Dataset records:

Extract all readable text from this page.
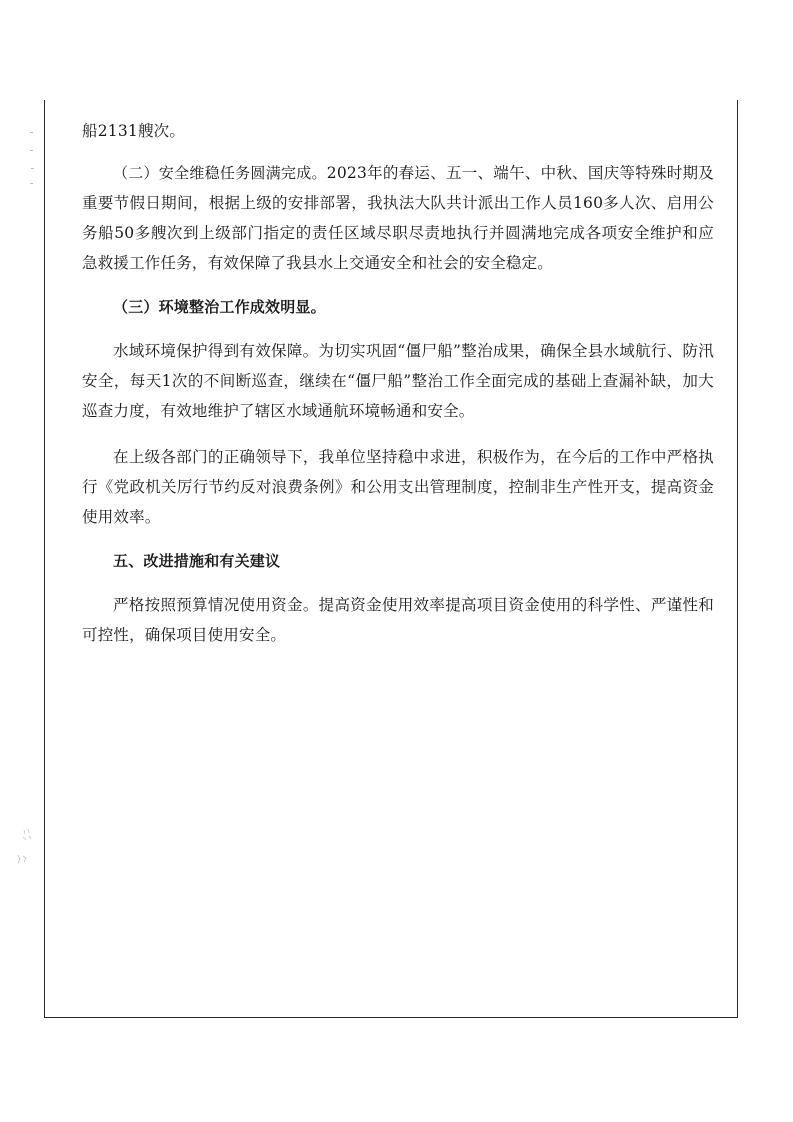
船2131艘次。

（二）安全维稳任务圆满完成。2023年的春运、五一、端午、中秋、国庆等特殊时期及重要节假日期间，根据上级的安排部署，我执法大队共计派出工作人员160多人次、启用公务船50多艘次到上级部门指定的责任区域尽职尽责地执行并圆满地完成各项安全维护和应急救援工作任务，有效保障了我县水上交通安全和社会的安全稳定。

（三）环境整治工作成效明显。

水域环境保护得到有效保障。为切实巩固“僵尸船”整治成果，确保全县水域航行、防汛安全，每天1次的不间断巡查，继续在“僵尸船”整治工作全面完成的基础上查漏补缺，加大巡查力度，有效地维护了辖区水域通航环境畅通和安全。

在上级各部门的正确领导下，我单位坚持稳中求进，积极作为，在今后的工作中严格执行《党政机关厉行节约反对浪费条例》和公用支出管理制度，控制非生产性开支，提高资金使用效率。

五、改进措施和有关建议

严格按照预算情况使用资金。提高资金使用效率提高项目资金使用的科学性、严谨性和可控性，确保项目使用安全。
...
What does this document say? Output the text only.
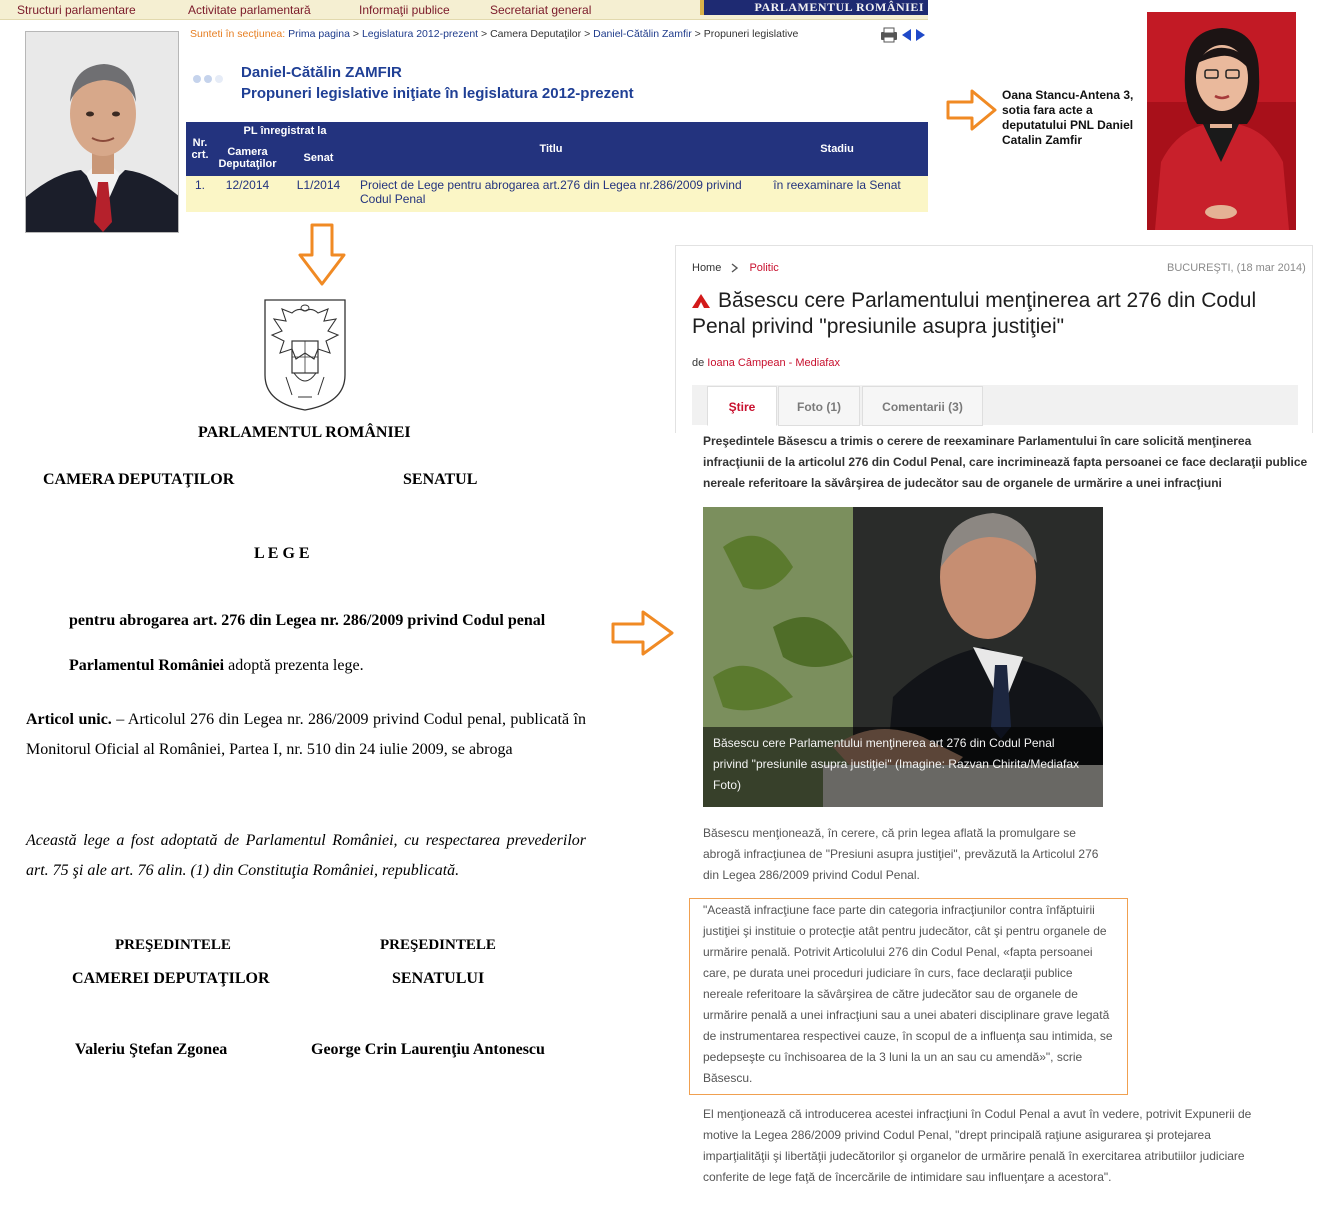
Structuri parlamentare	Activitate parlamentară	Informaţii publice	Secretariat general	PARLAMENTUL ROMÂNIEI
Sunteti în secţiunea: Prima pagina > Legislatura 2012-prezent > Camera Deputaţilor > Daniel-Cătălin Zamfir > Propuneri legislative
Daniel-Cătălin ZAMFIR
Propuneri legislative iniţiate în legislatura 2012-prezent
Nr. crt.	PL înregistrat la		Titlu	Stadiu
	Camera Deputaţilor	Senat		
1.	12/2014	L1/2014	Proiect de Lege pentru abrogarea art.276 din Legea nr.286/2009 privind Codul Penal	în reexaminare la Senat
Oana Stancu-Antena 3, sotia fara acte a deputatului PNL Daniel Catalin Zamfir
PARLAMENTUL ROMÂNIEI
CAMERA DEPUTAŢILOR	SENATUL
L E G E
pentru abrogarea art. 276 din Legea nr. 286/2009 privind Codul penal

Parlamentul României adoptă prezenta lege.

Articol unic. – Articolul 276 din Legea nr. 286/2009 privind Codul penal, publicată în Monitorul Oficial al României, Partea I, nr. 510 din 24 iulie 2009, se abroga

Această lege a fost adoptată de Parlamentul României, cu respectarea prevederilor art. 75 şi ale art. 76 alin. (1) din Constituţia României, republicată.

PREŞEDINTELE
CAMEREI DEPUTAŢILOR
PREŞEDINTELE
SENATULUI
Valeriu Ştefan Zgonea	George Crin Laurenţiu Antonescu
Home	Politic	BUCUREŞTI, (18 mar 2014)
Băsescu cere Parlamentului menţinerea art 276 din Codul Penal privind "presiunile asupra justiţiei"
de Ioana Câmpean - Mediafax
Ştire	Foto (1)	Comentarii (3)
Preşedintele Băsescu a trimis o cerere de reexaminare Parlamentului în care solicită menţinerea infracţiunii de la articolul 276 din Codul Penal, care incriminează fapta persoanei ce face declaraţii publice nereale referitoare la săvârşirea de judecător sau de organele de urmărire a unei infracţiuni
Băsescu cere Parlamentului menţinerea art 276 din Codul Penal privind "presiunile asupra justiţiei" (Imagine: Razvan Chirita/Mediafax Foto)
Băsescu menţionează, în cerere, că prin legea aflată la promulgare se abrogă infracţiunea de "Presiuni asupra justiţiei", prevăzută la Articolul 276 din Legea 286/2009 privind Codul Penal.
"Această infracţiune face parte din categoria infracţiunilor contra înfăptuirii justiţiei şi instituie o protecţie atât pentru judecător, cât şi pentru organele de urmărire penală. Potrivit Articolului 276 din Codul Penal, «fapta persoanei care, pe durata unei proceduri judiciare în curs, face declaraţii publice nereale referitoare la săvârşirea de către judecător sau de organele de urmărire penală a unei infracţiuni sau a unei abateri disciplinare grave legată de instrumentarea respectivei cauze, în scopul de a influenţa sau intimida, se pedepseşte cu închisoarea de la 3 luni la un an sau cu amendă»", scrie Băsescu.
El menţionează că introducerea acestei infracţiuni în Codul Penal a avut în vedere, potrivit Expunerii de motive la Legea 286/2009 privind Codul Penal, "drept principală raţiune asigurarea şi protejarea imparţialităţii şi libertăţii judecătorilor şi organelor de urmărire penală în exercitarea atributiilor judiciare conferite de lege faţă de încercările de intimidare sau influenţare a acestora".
...
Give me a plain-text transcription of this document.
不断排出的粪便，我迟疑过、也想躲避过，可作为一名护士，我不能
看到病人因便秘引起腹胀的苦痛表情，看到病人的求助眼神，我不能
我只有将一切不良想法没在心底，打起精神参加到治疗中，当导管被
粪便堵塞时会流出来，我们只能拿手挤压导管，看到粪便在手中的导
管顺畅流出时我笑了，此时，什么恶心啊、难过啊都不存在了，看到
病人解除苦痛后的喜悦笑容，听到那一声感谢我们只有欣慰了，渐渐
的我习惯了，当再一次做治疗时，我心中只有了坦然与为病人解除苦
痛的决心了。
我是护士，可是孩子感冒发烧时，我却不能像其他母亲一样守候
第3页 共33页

Requirement:
Read through the lines above and collect those that contain the string "document".

Response to the exercise:
What does this document say? Output the text only.
Give me a plain-text transcription of this document.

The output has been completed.